- TASK DESCRIPTION: Can you retype only the lines from the one with "What data populates" through the final line of the material, exactly as given?
<<<<
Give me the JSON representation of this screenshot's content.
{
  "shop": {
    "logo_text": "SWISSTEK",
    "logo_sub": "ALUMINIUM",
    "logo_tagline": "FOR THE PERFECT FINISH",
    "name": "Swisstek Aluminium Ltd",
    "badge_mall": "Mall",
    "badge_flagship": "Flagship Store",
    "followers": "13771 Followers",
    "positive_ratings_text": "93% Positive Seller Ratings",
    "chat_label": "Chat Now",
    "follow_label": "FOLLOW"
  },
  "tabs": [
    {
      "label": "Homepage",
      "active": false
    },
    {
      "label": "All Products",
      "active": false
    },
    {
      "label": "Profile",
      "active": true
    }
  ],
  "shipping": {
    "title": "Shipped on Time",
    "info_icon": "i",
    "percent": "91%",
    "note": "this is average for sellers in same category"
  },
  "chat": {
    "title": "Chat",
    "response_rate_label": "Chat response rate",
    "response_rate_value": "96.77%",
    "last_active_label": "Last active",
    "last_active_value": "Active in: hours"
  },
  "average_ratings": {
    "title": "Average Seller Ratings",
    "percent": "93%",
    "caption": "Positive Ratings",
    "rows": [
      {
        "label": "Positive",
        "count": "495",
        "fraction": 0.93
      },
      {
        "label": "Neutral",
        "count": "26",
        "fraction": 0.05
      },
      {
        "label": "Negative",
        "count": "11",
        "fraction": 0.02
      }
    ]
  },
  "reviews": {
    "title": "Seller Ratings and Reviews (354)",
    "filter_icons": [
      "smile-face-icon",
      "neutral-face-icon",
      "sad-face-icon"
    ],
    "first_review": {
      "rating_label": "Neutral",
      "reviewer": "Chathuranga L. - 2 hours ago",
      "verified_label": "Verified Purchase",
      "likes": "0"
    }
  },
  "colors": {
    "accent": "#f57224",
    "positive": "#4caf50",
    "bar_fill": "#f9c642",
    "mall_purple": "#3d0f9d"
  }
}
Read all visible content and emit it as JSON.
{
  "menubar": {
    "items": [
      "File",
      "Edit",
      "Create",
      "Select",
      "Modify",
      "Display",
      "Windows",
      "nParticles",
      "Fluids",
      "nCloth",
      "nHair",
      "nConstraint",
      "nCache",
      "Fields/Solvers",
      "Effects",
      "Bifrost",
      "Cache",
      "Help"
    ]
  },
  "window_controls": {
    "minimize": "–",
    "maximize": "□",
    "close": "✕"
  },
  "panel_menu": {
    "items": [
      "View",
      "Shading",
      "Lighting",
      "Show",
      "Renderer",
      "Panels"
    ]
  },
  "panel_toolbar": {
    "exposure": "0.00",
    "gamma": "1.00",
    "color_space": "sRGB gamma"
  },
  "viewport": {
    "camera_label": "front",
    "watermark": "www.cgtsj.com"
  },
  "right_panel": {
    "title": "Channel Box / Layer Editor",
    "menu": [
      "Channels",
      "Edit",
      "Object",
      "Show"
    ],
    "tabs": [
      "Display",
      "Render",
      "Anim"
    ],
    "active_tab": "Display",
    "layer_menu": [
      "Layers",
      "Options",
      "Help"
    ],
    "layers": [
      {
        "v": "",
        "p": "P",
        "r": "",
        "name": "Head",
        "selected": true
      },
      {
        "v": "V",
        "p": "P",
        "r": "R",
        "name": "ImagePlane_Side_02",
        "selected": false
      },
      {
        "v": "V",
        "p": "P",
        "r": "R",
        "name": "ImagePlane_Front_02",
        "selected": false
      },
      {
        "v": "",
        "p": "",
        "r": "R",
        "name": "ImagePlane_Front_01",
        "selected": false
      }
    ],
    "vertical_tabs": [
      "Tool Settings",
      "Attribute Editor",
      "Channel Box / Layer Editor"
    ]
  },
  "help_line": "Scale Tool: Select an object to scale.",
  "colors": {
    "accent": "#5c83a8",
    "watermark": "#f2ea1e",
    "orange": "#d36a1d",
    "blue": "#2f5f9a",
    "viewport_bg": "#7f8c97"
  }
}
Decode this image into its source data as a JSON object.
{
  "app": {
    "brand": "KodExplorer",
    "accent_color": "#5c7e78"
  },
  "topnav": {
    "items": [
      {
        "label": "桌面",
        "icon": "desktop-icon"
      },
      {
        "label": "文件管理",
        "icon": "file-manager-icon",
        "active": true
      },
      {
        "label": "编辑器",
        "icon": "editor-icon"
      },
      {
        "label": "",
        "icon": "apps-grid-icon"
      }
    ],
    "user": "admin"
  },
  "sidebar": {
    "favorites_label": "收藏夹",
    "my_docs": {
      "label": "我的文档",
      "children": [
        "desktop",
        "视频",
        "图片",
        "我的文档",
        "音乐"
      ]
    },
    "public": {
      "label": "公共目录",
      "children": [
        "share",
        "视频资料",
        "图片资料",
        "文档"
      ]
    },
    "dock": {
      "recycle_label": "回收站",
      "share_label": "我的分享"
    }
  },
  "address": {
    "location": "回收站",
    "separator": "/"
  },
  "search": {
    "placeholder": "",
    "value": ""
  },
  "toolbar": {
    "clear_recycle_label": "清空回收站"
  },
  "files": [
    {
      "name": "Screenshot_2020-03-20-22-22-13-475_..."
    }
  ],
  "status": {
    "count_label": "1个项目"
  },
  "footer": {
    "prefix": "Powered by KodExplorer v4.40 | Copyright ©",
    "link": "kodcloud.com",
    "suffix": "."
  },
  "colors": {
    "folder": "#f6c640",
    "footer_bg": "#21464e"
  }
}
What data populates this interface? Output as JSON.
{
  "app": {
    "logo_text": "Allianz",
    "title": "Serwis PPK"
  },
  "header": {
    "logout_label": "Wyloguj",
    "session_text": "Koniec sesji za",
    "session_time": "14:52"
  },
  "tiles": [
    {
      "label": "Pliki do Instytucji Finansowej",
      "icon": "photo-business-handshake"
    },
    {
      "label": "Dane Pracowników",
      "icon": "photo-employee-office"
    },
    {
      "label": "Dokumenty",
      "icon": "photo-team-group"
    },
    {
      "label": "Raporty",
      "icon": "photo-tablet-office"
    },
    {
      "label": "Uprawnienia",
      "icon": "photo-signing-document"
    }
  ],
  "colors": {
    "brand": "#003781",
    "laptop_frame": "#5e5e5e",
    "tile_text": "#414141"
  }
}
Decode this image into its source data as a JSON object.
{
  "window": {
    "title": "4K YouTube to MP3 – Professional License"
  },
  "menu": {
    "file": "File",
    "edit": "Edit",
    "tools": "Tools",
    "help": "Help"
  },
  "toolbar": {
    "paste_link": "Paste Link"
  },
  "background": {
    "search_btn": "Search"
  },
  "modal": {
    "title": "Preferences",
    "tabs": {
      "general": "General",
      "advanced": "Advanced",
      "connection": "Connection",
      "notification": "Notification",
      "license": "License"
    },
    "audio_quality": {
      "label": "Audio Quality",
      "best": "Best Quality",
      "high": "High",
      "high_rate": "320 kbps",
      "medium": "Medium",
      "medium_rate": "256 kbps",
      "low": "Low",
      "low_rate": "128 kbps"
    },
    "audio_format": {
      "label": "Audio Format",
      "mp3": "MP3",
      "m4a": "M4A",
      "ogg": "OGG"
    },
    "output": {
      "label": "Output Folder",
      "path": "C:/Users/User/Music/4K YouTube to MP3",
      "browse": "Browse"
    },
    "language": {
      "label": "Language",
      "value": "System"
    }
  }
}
>>>>
- RESULT OF THE EXERCISE:
What data populates this interface? Output as JSON.
{
  "app": {
    "logo_text": "Allianz",
    "title": "Serwis PPK"
  },
  "header": {
    "logout_label": "Wyloguj",
    "session_text": "Koniec sesji za",
    "session_time": "14:52"
  },
  "tiles": [
    {
      "label": "Pliki do Instytucji Finansowej",
      "icon": "photo-business-handshake"
    },
    {
      "label": "Dane Pracowników",
      "icon": "photo-employee-office"
    },
    {
      "label": "Dokumenty",
      "icon": "photo-team-group"
    },
    {
      "label": "Raporty",
      "icon": "photo-tablet-office"
    },
    {
      "label": "Uprawnienia",
      "icon": "photo-signing-document"
    }
  ],
  "colors": {
    "brand": "#003781",
    "laptop_frame": "#5e5e5e",
    "tile_text": "#414141"
  }
}
Decode this image into its source data as a JSON object.
{
  "window": {
    "title": "4K YouTube to MP3 – Professional License"
  },
  "menu": {
    "file": "File",
    "edit": "Edit",
    "tools": "Tools",
    "help": "Help"
  },
  "toolbar": {
    "paste_link": "Paste Link"
  },
  "background": {
    "search_btn": "Search"
  },
  "modal": {
    "title": "Preferences",
    "tabs": {
      "general": "General",
      "advanced": "Advanced",
      "connection": "Connection",
      "notification": "Notification",
      "license": "License"
    },
    "audio_quality": {
      "label": "Audio Quality",
      "best": "Best Quality",
      "high": "High",
      "high_rate": "320 kbps",
      "medium": "Medium",
      "medium_rate": "256 kbps",
      "low": "Low",
      "low_rate": "128 kbps"
    },
    "audio_format": {
      "label": "Audio Format",
      "mp3": "MP3",
      "m4a": "M4A",
      "ogg": "OGG"
    },
    "output": {
      "label": "Output Folder",
      "path": "C:/Users/User/Music/4K YouTube to MP3",
      "browse": "Browse"
    },
    "language": {
      "label": "Language",
      "value": "System"
    }
  }
}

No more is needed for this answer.